## Description of the task:
Report each line of the data that has "biệt" somewhere in it.

Collected data entries:
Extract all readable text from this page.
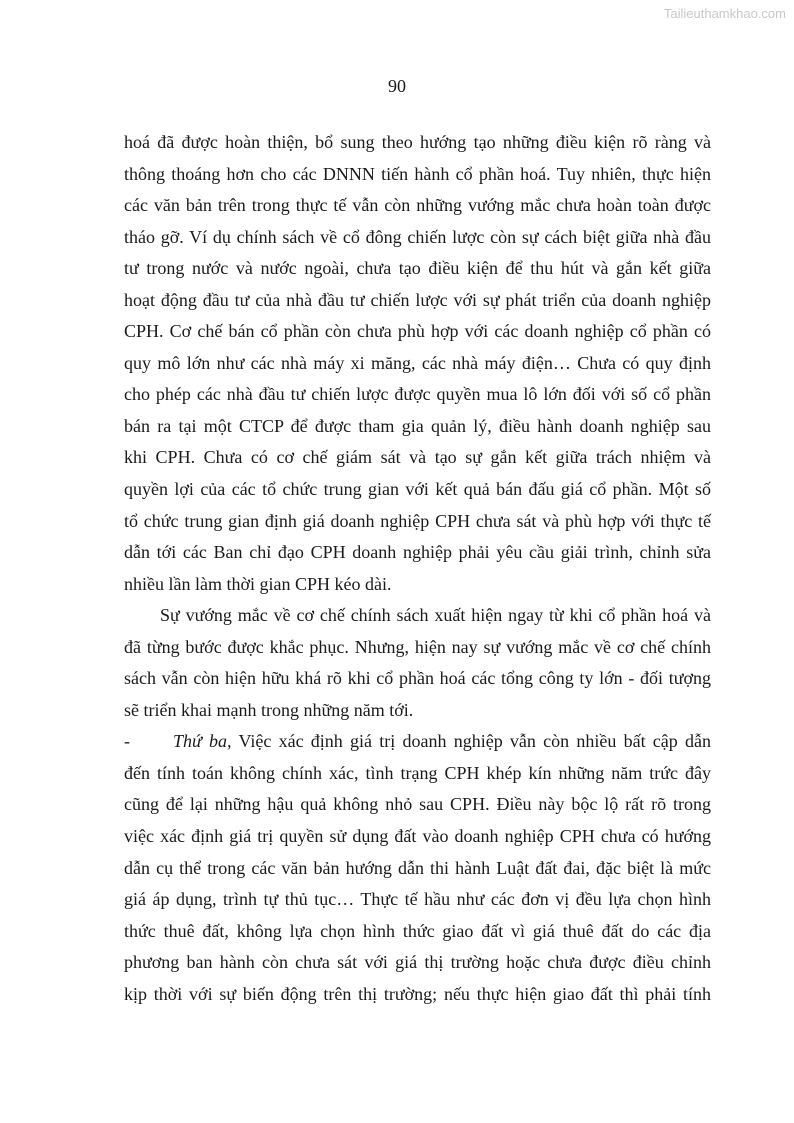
Tailieuthamkhao.com
90
hoá đã được hoàn thiện, bổ sung theo hướng tạo những điều kiện rõ ràng và
thông thoáng hơn cho các DNNN tiến hành cổ phần hoá. Tuy nhiên, thực hiện
các văn bản trên trong thực tế vẫn còn những vướng mắc chưa hoàn toàn được
tháo gỡ. Ví dụ chính sách về cổ đông chiến lược còn sự cách biệt giữa nhà đầu
tư trong nước và nước ngoài, chưa tạo điều kiện để thu hút và gắn kết giữa
hoạt động đầu tư của nhà đầu tư chiến lược với sự phát triển của doanh nghiệp
CPH. Cơ chế bán cổ phần còn chưa phù hợp với các doanh nghiệp cổ phần có
quy mô lớn như các nhà máy xi măng, các nhà máy điện… Chưa có quy định
cho phép các nhà đầu tư chiến lược được quyền mua lô lớn đối với số cổ phần
bán ra tại một CTCP để được tham gia quản lý, điều hành doanh nghiệp sau
khi CPH. Chưa có cơ chế giám sát và tạo sự gắn kết giữa trách nhiệm và
quyền lợi của các tổ chức trung gian với kết quả bán đấu giá cổ phần. Một số
tổ chức trung gian định giá doanh nghiệp CPH chưa sát và phù hợp với thực tế
dẫn tới các Ban chỉ đạo CPH doanh nghiệp phải yêu cầu giải trình, chỉnh sửa
nhiều lần làm thời gian CPH kéo dài.
Sự vướng mắc về cơ chế chính sách xuất hiện ngay từ khi cổ phần hoá và
đã từng bước được khắc phục. Nhưng, hiện nay sự vướng mắc về cơ chế chính
sách vẫn còn hiện hữu khá rõ khi cổ phần hoá các tổng công ty lớn - đối tượng
sẽ triển khai mạnh trong những năm tới.
-	Thứ ba, Việc xác định giá trị doanh nghiệp vẫn còn nhiều bất cập dẫn
đến tính toán không chính xác, tình trạng CPH khép kín những năm trức đây
cũng để lại những hậu quả không nhỏ sau CPH. Điều này bộc lộ rất rõ trong
việc xác định giá trị quyền sử dụng đất vào doanh nghiệp CPH chưa có hướng
dẫn cụ thể trong các văn bản hướng dẫn thi hành Luật đất đai, đặc biệt là mức
giá áp dụng, trình tự thủ tục… Thực tế hầu như các đơn vị đều lựa chọn hình
thức thuê đất, không lựa chọn hình thức giao đất vì giá thuê đất do các địa
phương ban hành còn chưa sát với giá thị trường hoặc chưa được điều chỉnh
kịp thời với sự biến động trên thị trường; nếu thực hiện giao đất thì phải tính
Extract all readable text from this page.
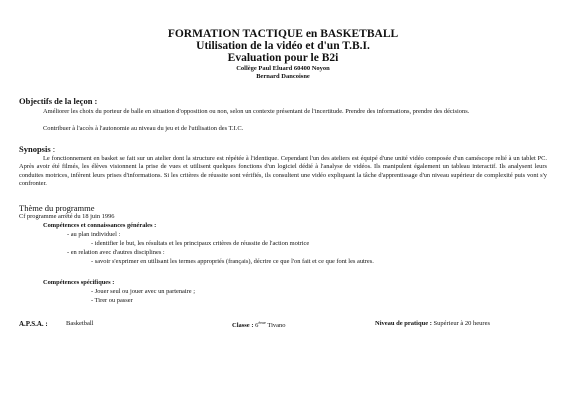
FORMATION TACTIQUE en BASKETBALL
Utilisation de la vidéo et d'un T.B.I.
Evaluation pour le B2i
Collège Paul Eluard 60400 Noyon
Bernard Dancoisne
Objectifs de la leçon :
Améliorer les choix du porteur de balle en situation d'opposition ou non, selon un contexte présentant de l'incertitude. Prendre des informations, prendre des décisions.
Contribuer à l'accès à l'autonomie au niveau du jeu et de l'utilisation des T.I.C.
Synopsis :
Le fonctionnement en basket se fait sur un atelier dont la structure est répétée à l'identique. Cependant l'un des ateliers est équipé d'une unité vidéo composée d'un caméscope relié à un tablet PC. Après avoir été filmés, les élèves visionnent la prise de vues et utilisent quelques fonctions d'un logiciel dédié à l'analyse de vidéos. Ils manipulent également un tableau interactif. Ils analysent leurs conduites motrices, infèrent leurs prises d'informations. Si les critères de réussite sont vérifiés, ils consultent une vidéo expliquant la tâche d'apprentissage d'un niveau supérieur de complexité puis vont s'y confronter.
Thème du programme
Cf programme arrêté du 18 juin 1996
Compétences et connaissances générales :
- au plan individuel :
- identifier le but, les résultats et les principaux critères de réussite de l'action motrice
- en relation avec d'autres disciplines :
- savoir s'exprimer en utilisant les termes appropriés (français), décrire ce que l'on fait et ce que font les autres.
Compétences spécifiques :
- Jouer seul ou jouer avec un partenaire ;
- Tirer ou passer
A.P.S.A. :	Basketball	Classe : 6ème Tivano	Niveau de pratique : Supérieur à 20 heures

## Solution for this exercise:
tháo gỡ. Ví dụ chính sách về cổ đông chiến lược còn sự cách biệt giữa nhà đầu
dẫn cụ thể trong các văn bản hướng dẫn thi hành Luật đất đai, đặc biệt là mức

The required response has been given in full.